PROVIDED TEXT —
________________
A small family owned machining company, which provides machining services to the aerospace industry, wanted to reduce the cost of manufacturing by reducing the machining cycle time of a specific product. It was their first exposure to Six Sigma and a paradigm shift in operations needed to occur.

The key Project Engineer decided to utilize the Six Sigma DMAIC improvement process to reduce the cycle time. With the help of SAI Global he formed a Six Sigma team that included machine operators and management.

During the DMAIC process the team accomplished the following:

Define Phase: The current cycle time was in excess of 1200 seconds with a standard deviation of 31 seconds. The team agreed on the scope of the project and set a goal of 50% reduction in cycle time without negatively effecting the variation and set a minimum sigma level of 3. Several risks were identified: overtime reduction, less time for inspection, and a faster business pace. An "as is" process map and SIPOC were developed.

Measure Phase: From the three metrics defined as input, process and output, nine key metrics were identified. Operational definitions were written, and a new data collection method was put in place. A Gage R&R was performed on the new measurement system and showed less than 5% study variation. The data that was collected was analyzed for stability and showed no special cause variation present. The Sigma value was calculated for the current process and showed a large negative value.
________________
ENTRIES SUPPLIED —
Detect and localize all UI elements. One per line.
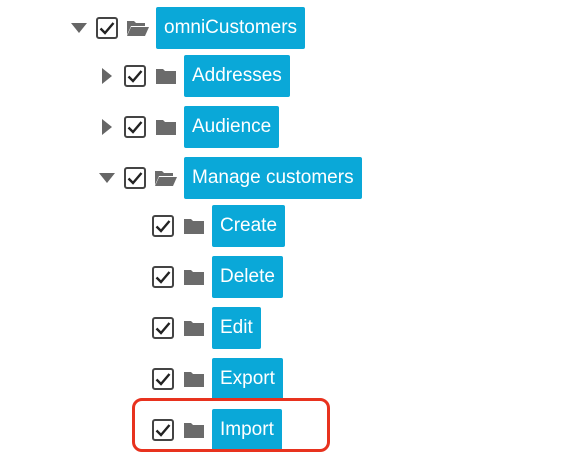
- tree-node-export: Export: [152, 358, 283, 400]
- checkbox-delete[interactable]: [152, 266, 174, 288]
- folder-open-icon: [126, 18, 150, 38]
- checkbox-import[interactable]: [152, 419, 174, 441]
- tree-label-edit[interactable]: Edit: [212, 307, 261, 349]
- tree-label-export[interactable]: Export: [212, 358, 283, 400]
- checkbox-edit[interactable]: [152, 317, 174, 339]
- checkbox-omnicustomers[interactable]: [96, 17, 118, 39]
- caret-down-icon[interactable]: [96, 167, 118, 189]
- folder-icon: [182, 216, 206, 236]
- checkbox-audience[interactable]: [124, 116, 146, 138]
- caret-right-icon[interactable]: [96, 116, 118, 138]
- tree-label-omnicustomers[interactable]: omniCustomers: [156, 7, 306, 49]
- tree-label-audience[interactable]: Audience: [184, 106, 280, 148]
- checkbox-export[interactable]: [152, 368, 174, 390]
- caret-down-icon[interactable]: [68, 17, 90, 39]
- tree-node-addresses: Addresses: [96, 55, 290, 97]
- tree-node-create: Create: [152, 205, 286, 247]
- tree-node-omnicustomers: omniCustomers: [68, 7, 306, 49]
- folder-icon: [182, 420, 206, 440]
- tree-node-import: Import: [152, 409, 282, 451]
- tree-label-import[interactable]: Import: [212, 409, 282, 451]
- folder-icon: [154, 66, 178, 86]
- folder-icon: [182, 267, 206, 287]
- tree-label-create[interactable]: Create: [212, 205, 286, 247]
- folder-open-icon: [154, 168, 178, 188]
- folder-icon: [154, 117, 178, 137]
- folder-icon: [182, 318, 206, 338]
- permission-tree: omniCustomers Addresses Audience Manage …: [0, 0, 588, 455]
- checkbox-create[interactable]: [152, 215, 174, 237]
- tree-node-audience: Audience: [96, 106, 280, 148]
- tree-label-manage-customers[interactable]: Manage customers: [184, 157, 362, 199]
- tree-label-delete[interactable]: Delete: [212, 256, 283, 298]
- tree-node-manage-customers: Manage customers: [96, 157, 362, 199]
- tree-node-delete: Delete: [152, 256, 283, 298]
- checkbox-addresses[interactable]: [124, 65, 146, 87]
- tree-label-addresses[interactable]: Addresses: [184, 55, 290, 97]
- tree-node-edit: Edit: [152, 307, 261, 349]
- folder-icon: [182, 369, 206, 389]
- caret-right-icon[interactable]: [96, 65, 118, 87]
- checkbox-manage-customers[interactable]: [124, 167, 146, 189]
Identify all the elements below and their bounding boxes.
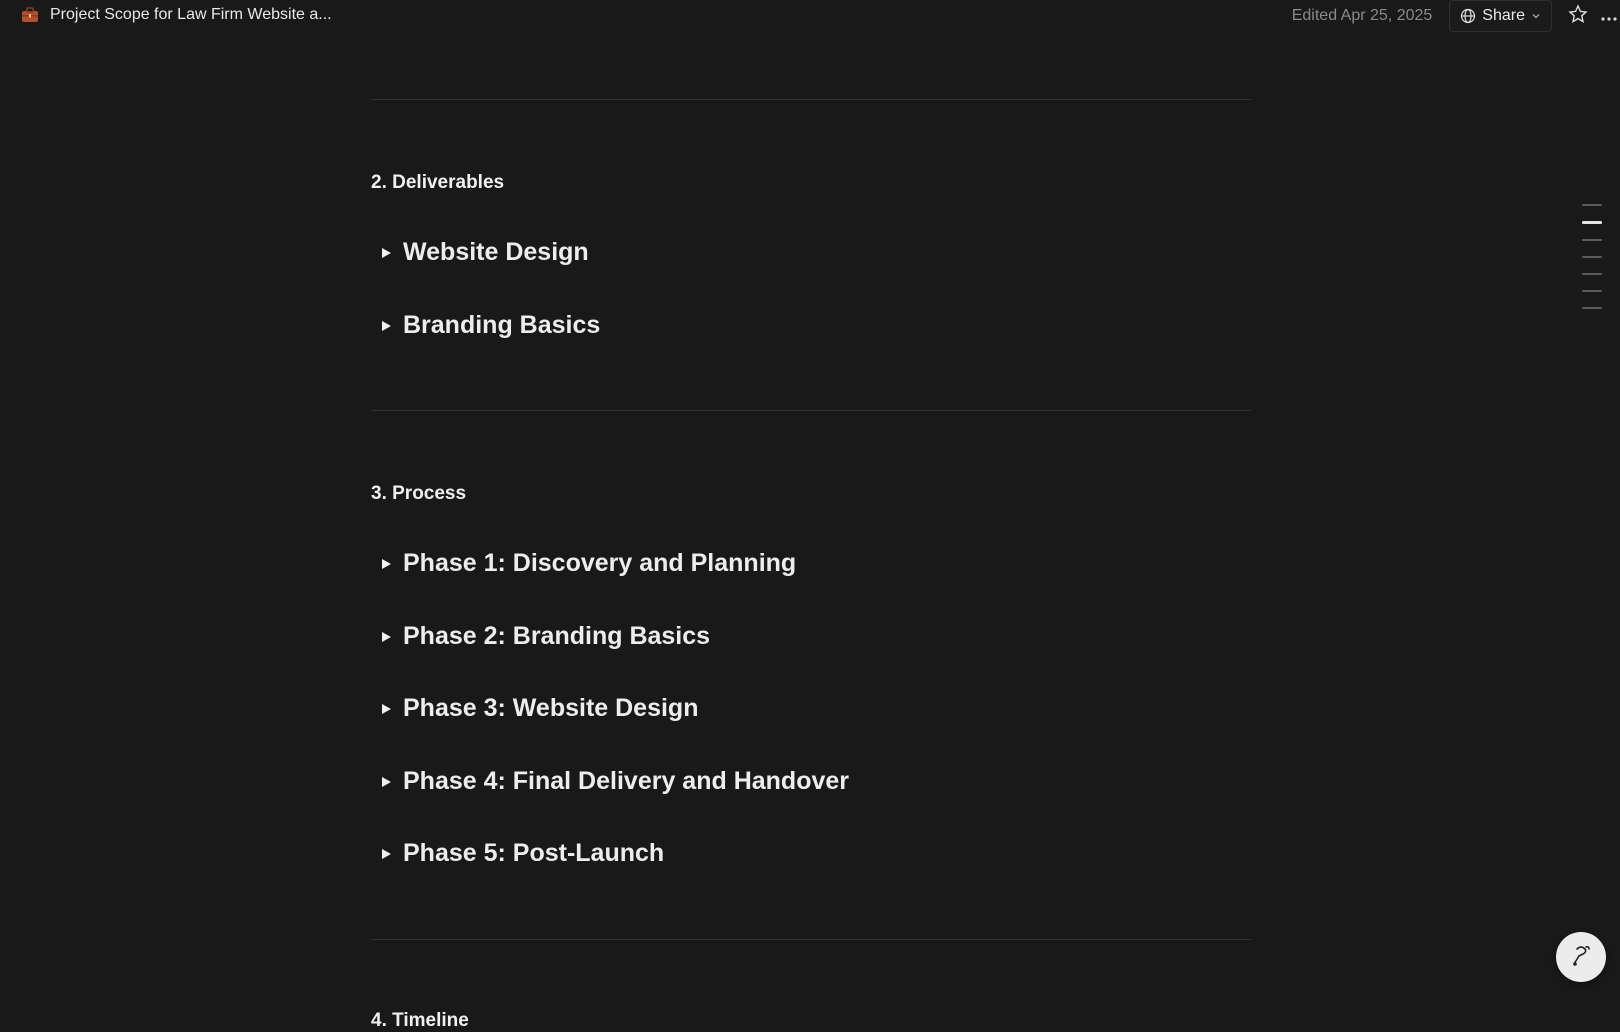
toggle-arrow-icon[interactable]	[379, 702, 393, 716]
toggle-phase-1[interactable]: Phase 1: Discovery and Planning	[379, 549, 796, 578]
divider	[371, 99, 1251, 100]
toggle-website-design[interactable]: Website Design	[379, 238, 589, 267]
doc-title: Project Scope for Law Firm Website a...	[50, 6, 332, 23]
star-icon	[1568, 3, 1588, 29]
section-heading-timeline: 4. Timeline	[371, 1010, 469, 1031]
help-button[interactable]	[1556, 932, 1606, 982]
chevron-down-icon	[1531, 11, 1541, 21]
top-bar: Project Scope for Law Firm Website a... …	[0, 0, 1620, 32]
more-icon	[1599, 6, 1619, 27]
help-icon	[1566, 940, 1596, 975]
divider	[371, 410, 1251, 411]
toc-item[interactable]	[1582, 290, 1602, 292]
toggle-phase-2[interactable]: Phase 2: Branding Basics	[379, 622, 710, 651]
table-of-contents-rail[interactable]	[1582, 204, 1602, 324]
share-button[interactable]: Share	[1449, 0, 1552, 32]
toggle-phase-5[interactable]: Phase 5: Post-Launch	[379, 839, 664, 868]
toggle-arrow-icon[interactable]	[379, 246, 393, 260]
toggle-branding-basics[interactable]: Branding Basics	[379, 311, 600, 340]
briefcase-icon	[20, 5, 40, 25]
toggle-title: Phase 3: Website Design	[403, 694, 699, 722]
toc-item[interactable]	[1582, 273, 1602, 275]
more-options-button[interactable]	[1598, 4, 1620, 28]
section-heading-deliverables: 2. Deliverables	[371, 172, 505, 193]
toggle-arrow-icon[interactable]	[379, 630, 393, 644]
doc-breadcrumb[interactable]: Project Scope for Law Firm Website a...	[20, 5, 332, 25]
edited-timestamp: Edited Apr 25, 2025	[1291, 7, 1433, 24]
toggle-title: Branding Basics	[403, 311, 601, 339]
toc-item[interactable]	[1582, 256, 1602, 258]
toc-item[interactable]	[1582, 204, 1602, 206]
toc-item[interactable]	[1582, 239, 1602, 241]
toggle-arrow-icon[interactable]	[379, 319, 393, 333]
toc-item[interactable]	[1582, 307, 1602, 309]
toggle-title: Phase 5: Post-Launch	[403, 839, 665, 867]
share-label: Share	[1482, 7, 1525, 24]
toggle-arrow-icon[interactable]	[379, 557, 393, 571]
toggle-phase-4[interactable]: Phase 4: Final Delivery and Handover	[379, 767, 849, 796]
divider	[371, 939, 1251, 940]
toc-item-active[interactable]	[1582, 221, 1602, 224]
section-heading-process: 3. Process	[371, 483, 467, 504]
toggle-title: Phase 1: Discovery and Planning	[403, 549, 797, 577]
toggle-title: Phase 4: Final Delivery and Handover	[403, 767, 849, 795]
globe-icon	[1460, 8, 1476, 24]
toggle-arrow-icon[interactable]	[379, 847, 393, 861]
toggle-title: Phase 2: Branding Basics	[403, 622, 711, 650]
favorite-button[interactable]	[1566, 3, 1590, 29]
toggle-arrow-icon[interactable]	[379, 775, 393, 789]
toggle-phase-3[interactable]: Phase 3: Website Design	[379, 694, 698, 723]
toggle-title: Website Design	[403, 238, 589, 266]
________________
PROBLEM SET —
1: Answer these from the machining case study:
(a) What was the standard deviation of the current cycle time?
(b) Who was on the Six Sigma team?
(c) What did the Gage R&R on the new measurement system show?
2: Extend the machining case study, carrying on after its last sentence.
Leave the data aside; it has no role here.

ANSWERS BELOW —
1:
(a) 31 seconds.
(b) Machine operators and management.
(c) Less than 5% study variation.

2:
Analyze Phase: Using the data collected in the measure phase, team member expertise and statistical analysis, four significant "x" factors were validated as root causes for long cycle time. Further data showed a potential for over 40% improvement.

Improve Phase: Solution generation techniques and Lean concepts were used to generate potential solutions. The solutions were then ranked presented to management and then piloted. Statistical validation techniques were used to prove effectiveness of the selected solutions. Control charts showed the new process was stable while descriptive statistics showed a Sigma value in excess of 5 sigma. There was also a 20% reduction in the number of process steps.

Control Phase: New documentation was developed, as well as a new process map, and old documentation was updated. Training plans were developed and implemented as part of the solution implementation. Potential problems were identified in 3 categories: Methods, Human factors and Environment. Control plans were put in place to manage the risks. Finally, lessons learned were outlined and results calculated.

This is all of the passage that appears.